## GIVEN TASK
Pictures do not belong in your copy. Repeat all the other data exactly.

## DATA SECTION

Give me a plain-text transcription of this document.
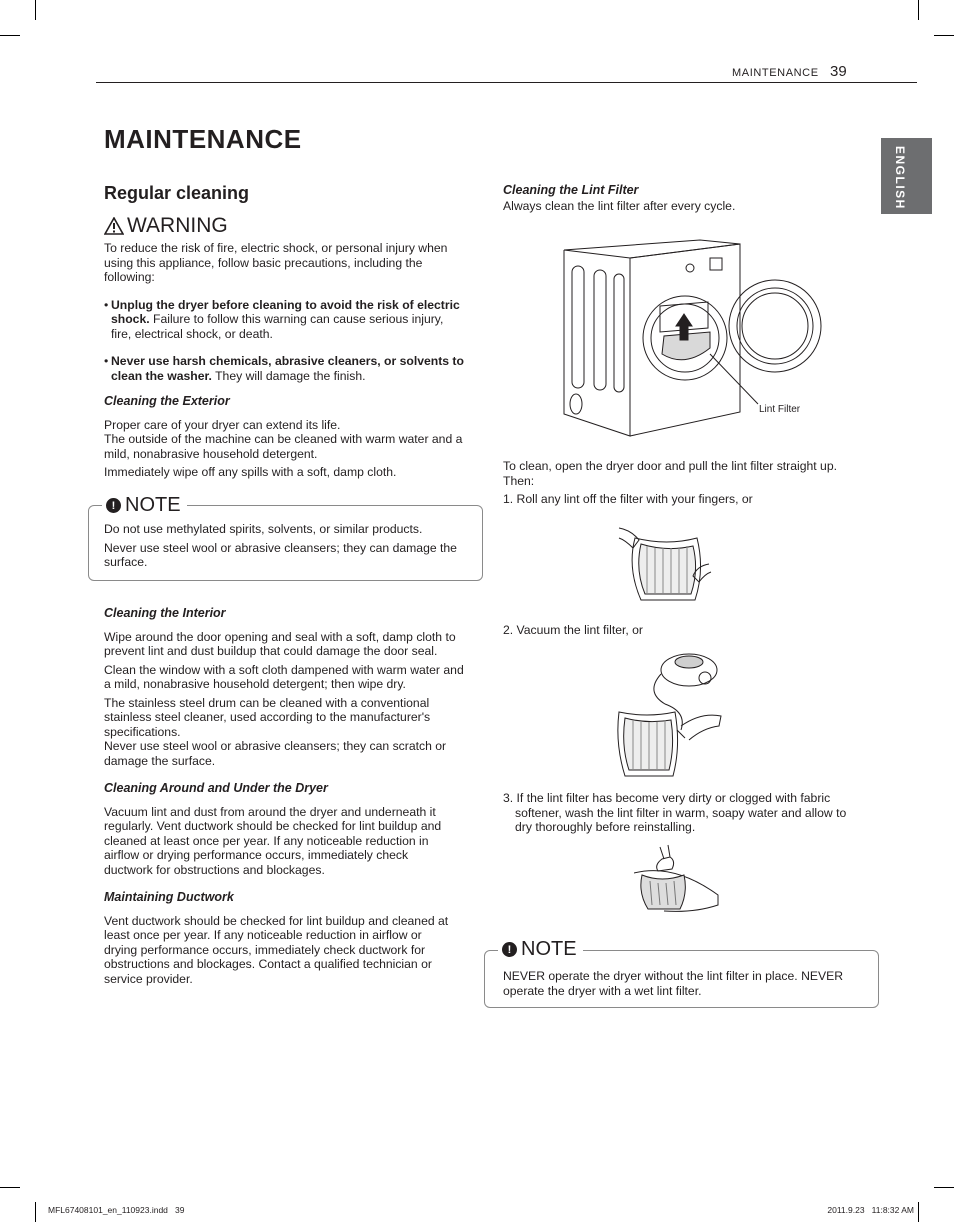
MAINTENANCE 39
ENGLISH
MAINTENANCE
Regular cleaning
WARNING

To reduce the risk of fire, electric shock, or personal injury when using this appliance, follow basic precautions, including the following:

• Unplug the dryer before cleaning to avoid the risk of electric shock. Failure to follow this warning can cause serious injury, fire, electrical shock, or death.
• Never use harsh chemicals, abrasive cleaners, or solvents to clean the washer. They will damage the finish.

Cleaning the Exterior

Proper care of your dryer can extend its life.

The outside of the machine can be cleaned with warm water and a mild, nonabrasive household detergent.

Immediately wipe off any spills with a soft, damp cloth.

! NOTE

Do not use methylated spirits, solvents, or similar products.

Never use steel wool or abrasive cleansers; they can damage the surface.

Cleaning the Interior

Wipe around the door opening and seal with a soft, damp cloth to prevent lint and dust buildup that could damage the door seal.

Clean the window with a soft cloth dampened with warm water and a mild, nonabrasive household detergent; then wipe dry.

The stainless steel drum can be cleaned with a conventional stainless steel cleaner, used according to the manufacturer's specifications.

Never use steel wool or abrasive cleansers; they can scratch or damage the surface.

Cleaning Around and Under the Dryer

Vacuum lint and dust from around the dryer and underneath it regularly. Vent ductwork should be checked for lint buildup and cleaned at least once per year. If any noticeable reduction in airflow or drying performance occurs, immediately check ductwork for obstructions and blockages.

Maintaining Ductwork

Vent ductwork should be checked for lint buildup and cleaned at least once per year. If any noticeable reduction in airflow or drying performance occurs, immediately check ductwork for obstructions and blockages. Contact a qualified technician or service provider.

Cleaning the Lint Filter

Always clean the lint filter after every cycle.

Lint Filter

To clean, open the dryer door and pull the lint filter straight up. Then:

1. Roll any lint off the filter with your fingers, or

2. Vacuum the lint filter, or

3. If the lint filter has become very dirty or clogged with fabric softener, wash the lint filter in warm, soapy water and allow to dry thoroughly before reinstalling.
! NOTE

NEVER operate the dryer without the lint filter in place. NEVER operate the dryer with a wet lint filter.

MFL67408101_en_110923.indd   39	2011.9.23   11:8:32 AM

## FINAL RESULT
Give me a plain-text transcription of this document.
MAINTENANCE 39
ENGLISH
MAINTENANCE
Regular cleaning
WARNING

To reduce the risk of fire, electric shock, or personal injury when using this appliance, follow basic precautions, including the following:

• Unplug the dryer before cleaning to avoid the risk of electric shock. Failure to follow this warning can cause serious injury, fire, electrical shock, or death.
• Never use harsh chemicals, abrasive cleaners, or solvents to clean the washer. They will damage the finish.

Cleaning the Exterior

Proper care of your dryer can extend its life.

The outside of the machine can be cleaned with warm water and a mild, nonabrasive household detergent.

Immediately wipe off any spills with a soft, damp cloth.

! NOTE

Do not use methylated spirits, solvents, or similar products.

Never use steel wool or abrasive cleansers; they can damage the surface.

Cleaning the Interior

Wipe around the door opening and seal with a soft, damp cloth to prevent lint and dust buildup that could damage the door seal.

Clean the window with a soft cloth dampened with warm water and a mild, nonabrasive household detergent; then wipe dry.

The stainless steel drum can be cleaned with a conventional stainless steel cleaner, used according to the manufacturer's specifications.

Never use steel wool or abrasive cleansers; they can scratch or damage the surface.

Cleaning Around and Under the Dryer

Vacuum lint and dust from around the dryer and underneath it regularly. Vent ductwork should be checked for lint buildup and cleaned at least once per year. If any noticeable reduction in airflow or drying performance occurs, immediately check ductwork for obstructions and blockages.

Maintaining Ductwork

Vent ductwork should be checked for lint buildup and cleaned at least once per year. If any noticeable reduction in airflow or drying performance occurs, immediately check ductwork for obstructions and blockages. Contact a qualified technician or service provider.

Cleaning the Lint Filter

Always clean the lint filter after every cycle.

Lint Filter

To clean, open the dryer door and pull the lint filter straight up. Then:

1. Roll any lint off the filter with your fingers, or

2. Vacuum the lint filter, or

3. If the lint filter has become very dirty or clogged with fabric softener, wash the lint filter in warm, soapy water and allow to dry thoroughly before reinstalling.
! NOTE

NEVER operate the dryer without the lint filter in place. NEVER operate the dryer with a wet lint filter.

MFL67408101_en_110923.indd   39	2011.9.23   11:8:32 AM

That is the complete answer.